- EXERCISE OBJECTIVE
Give the number of lines below that contain "took", with no other output.

- Items listed in a dataset
┄┄┄┄┄┄┄┄┄┄┄┄┄┄┄┄┄┄┄┄

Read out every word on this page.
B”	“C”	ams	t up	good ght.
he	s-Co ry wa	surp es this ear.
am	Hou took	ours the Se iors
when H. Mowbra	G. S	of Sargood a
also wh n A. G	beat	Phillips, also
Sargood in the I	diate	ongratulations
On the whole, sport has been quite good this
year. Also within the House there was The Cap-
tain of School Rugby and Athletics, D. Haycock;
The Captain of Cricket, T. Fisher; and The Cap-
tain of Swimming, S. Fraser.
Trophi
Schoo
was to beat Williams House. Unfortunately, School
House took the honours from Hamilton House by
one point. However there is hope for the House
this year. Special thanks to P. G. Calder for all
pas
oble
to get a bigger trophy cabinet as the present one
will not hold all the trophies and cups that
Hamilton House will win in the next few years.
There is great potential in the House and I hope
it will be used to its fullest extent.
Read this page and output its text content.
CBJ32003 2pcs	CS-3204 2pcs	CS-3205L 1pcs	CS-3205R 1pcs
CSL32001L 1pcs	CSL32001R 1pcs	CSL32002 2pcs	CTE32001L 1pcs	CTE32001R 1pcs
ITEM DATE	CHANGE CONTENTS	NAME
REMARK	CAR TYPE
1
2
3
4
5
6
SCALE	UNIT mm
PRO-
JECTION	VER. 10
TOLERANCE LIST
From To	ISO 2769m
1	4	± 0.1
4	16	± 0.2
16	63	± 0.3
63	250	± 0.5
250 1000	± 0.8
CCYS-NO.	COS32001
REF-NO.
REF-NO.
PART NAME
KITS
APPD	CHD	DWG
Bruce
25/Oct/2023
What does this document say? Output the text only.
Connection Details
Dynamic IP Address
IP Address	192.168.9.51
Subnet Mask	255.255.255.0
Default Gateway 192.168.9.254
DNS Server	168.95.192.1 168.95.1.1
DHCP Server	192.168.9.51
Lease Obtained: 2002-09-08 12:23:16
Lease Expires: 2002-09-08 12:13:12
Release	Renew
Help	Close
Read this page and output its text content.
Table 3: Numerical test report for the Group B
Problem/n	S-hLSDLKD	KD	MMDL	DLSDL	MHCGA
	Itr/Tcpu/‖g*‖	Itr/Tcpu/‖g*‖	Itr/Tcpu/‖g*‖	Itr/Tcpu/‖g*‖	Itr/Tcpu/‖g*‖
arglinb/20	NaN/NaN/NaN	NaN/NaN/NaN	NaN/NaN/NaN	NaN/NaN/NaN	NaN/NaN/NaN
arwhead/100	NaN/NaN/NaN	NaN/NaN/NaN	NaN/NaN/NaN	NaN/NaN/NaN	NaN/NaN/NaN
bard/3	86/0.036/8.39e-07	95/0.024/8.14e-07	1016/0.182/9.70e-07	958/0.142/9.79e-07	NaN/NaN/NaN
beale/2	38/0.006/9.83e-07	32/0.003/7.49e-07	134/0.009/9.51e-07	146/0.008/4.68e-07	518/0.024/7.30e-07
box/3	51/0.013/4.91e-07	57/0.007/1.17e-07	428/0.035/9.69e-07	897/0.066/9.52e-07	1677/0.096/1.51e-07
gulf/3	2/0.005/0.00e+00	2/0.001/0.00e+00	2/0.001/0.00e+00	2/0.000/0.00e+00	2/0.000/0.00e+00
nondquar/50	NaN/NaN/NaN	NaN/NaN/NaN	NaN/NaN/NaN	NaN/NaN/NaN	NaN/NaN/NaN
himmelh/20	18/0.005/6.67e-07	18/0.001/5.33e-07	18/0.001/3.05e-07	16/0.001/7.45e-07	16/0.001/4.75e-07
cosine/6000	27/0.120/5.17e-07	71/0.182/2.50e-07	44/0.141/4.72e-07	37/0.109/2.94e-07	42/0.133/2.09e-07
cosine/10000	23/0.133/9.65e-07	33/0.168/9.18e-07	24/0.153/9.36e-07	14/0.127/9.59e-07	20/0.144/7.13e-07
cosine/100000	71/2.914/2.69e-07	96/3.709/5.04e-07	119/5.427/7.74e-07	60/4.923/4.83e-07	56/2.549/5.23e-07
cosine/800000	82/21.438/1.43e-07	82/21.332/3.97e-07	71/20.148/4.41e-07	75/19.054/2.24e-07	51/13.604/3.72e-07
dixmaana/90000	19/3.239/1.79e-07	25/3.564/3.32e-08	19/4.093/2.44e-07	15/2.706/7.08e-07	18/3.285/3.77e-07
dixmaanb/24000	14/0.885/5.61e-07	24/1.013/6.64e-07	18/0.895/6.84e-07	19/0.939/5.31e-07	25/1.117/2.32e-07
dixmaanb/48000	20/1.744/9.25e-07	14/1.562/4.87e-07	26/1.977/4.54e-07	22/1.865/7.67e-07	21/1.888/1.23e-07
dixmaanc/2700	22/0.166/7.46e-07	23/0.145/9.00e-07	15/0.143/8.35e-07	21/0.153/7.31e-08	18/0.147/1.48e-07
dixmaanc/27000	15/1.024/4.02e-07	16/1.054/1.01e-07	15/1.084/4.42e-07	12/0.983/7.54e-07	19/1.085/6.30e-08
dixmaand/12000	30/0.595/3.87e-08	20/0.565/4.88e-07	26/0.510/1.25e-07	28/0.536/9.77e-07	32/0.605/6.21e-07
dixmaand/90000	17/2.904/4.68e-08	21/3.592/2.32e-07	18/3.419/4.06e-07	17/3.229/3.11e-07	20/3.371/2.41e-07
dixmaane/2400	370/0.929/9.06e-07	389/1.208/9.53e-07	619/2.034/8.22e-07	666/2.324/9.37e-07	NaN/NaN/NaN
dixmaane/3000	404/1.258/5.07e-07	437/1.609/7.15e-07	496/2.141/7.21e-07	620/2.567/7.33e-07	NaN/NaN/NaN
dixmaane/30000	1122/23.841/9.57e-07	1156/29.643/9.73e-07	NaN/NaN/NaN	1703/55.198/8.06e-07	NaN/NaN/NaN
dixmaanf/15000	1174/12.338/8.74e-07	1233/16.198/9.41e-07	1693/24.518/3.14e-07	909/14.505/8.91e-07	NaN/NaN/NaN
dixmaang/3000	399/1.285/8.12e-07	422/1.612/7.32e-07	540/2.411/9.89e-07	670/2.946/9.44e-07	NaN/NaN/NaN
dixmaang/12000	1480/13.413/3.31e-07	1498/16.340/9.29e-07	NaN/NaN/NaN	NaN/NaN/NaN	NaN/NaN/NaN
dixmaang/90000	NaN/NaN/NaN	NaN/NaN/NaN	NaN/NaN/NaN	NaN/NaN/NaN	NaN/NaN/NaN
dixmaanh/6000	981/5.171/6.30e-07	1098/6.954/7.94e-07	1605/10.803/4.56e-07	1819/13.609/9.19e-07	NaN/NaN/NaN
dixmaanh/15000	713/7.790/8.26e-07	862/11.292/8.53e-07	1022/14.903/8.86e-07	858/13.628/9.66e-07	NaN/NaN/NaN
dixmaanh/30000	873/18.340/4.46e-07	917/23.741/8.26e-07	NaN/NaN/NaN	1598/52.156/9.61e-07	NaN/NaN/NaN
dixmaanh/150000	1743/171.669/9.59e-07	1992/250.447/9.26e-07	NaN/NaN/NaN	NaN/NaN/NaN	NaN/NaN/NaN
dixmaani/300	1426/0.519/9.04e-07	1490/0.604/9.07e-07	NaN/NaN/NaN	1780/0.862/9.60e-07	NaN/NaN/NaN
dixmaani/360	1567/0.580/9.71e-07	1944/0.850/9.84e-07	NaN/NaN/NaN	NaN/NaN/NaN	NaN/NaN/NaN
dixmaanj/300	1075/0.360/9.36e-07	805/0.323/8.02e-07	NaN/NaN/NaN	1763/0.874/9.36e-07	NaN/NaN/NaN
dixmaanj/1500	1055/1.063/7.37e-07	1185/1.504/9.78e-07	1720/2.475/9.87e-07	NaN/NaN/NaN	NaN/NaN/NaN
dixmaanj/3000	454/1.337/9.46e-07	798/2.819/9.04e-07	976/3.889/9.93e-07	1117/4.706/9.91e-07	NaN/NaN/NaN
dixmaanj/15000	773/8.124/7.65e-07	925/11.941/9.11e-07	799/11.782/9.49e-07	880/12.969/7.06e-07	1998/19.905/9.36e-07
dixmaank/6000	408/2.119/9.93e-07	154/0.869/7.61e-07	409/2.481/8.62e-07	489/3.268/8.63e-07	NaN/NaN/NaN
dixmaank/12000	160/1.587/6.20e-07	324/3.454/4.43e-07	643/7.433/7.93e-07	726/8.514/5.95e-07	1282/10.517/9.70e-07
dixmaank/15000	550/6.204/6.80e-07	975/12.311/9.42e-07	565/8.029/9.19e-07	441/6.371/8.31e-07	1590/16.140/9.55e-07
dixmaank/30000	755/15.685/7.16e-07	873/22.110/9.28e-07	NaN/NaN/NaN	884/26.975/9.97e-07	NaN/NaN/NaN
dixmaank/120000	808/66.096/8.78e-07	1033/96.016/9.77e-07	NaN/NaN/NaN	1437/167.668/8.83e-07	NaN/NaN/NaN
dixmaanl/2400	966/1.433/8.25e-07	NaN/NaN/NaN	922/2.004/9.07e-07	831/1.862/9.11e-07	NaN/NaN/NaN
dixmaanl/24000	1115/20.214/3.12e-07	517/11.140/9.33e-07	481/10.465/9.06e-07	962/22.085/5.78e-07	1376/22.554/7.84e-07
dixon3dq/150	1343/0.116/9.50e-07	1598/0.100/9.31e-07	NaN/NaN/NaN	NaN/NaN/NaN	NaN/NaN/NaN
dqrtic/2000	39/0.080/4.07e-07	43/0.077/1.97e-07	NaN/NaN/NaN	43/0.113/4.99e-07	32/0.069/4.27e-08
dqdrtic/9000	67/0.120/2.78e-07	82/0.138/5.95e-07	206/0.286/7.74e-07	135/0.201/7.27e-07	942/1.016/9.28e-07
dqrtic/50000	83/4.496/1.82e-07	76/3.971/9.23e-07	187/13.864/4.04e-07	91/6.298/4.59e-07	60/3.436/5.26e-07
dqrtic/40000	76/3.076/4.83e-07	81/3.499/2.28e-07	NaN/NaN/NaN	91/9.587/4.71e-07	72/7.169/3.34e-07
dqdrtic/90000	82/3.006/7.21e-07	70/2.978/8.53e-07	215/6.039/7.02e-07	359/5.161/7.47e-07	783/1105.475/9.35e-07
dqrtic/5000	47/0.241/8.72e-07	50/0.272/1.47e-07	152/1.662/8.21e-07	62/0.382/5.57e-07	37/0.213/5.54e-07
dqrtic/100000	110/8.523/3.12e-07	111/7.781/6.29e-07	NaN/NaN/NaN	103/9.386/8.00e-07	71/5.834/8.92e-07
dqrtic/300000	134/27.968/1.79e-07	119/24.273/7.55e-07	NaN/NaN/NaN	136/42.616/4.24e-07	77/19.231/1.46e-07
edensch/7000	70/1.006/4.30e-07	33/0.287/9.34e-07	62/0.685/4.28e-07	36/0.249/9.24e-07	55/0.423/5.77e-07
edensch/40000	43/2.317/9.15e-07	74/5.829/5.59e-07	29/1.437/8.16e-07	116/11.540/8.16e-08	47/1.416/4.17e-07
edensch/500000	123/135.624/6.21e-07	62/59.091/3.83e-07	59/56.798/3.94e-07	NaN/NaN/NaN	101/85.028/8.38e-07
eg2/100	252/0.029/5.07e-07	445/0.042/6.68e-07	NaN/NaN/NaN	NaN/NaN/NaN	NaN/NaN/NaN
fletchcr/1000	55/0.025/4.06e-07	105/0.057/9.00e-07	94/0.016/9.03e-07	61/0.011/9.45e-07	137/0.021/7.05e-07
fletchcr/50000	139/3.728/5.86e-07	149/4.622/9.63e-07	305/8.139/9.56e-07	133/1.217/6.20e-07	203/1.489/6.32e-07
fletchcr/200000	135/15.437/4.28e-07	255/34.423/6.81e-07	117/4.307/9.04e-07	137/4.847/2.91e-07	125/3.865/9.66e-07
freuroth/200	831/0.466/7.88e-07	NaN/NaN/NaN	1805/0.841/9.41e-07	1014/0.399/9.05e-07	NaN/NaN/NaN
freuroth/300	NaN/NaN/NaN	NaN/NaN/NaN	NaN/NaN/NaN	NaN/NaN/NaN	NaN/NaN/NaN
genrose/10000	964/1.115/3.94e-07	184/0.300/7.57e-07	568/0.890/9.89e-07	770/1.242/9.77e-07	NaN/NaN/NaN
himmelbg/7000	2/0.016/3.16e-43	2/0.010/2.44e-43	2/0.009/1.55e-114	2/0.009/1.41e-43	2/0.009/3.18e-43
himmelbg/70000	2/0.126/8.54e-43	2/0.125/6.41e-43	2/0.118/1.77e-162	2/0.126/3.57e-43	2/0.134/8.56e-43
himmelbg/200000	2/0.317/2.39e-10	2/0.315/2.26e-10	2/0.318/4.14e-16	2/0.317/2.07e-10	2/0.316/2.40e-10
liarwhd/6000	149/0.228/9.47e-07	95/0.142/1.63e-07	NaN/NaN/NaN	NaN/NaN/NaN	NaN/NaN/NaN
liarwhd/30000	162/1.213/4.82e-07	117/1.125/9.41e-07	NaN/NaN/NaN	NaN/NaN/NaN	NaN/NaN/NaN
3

┄┄┄┄┄┄┄┄┄┄┄┄┄┄┄┄┄┄┄┄

- THE RESULT
2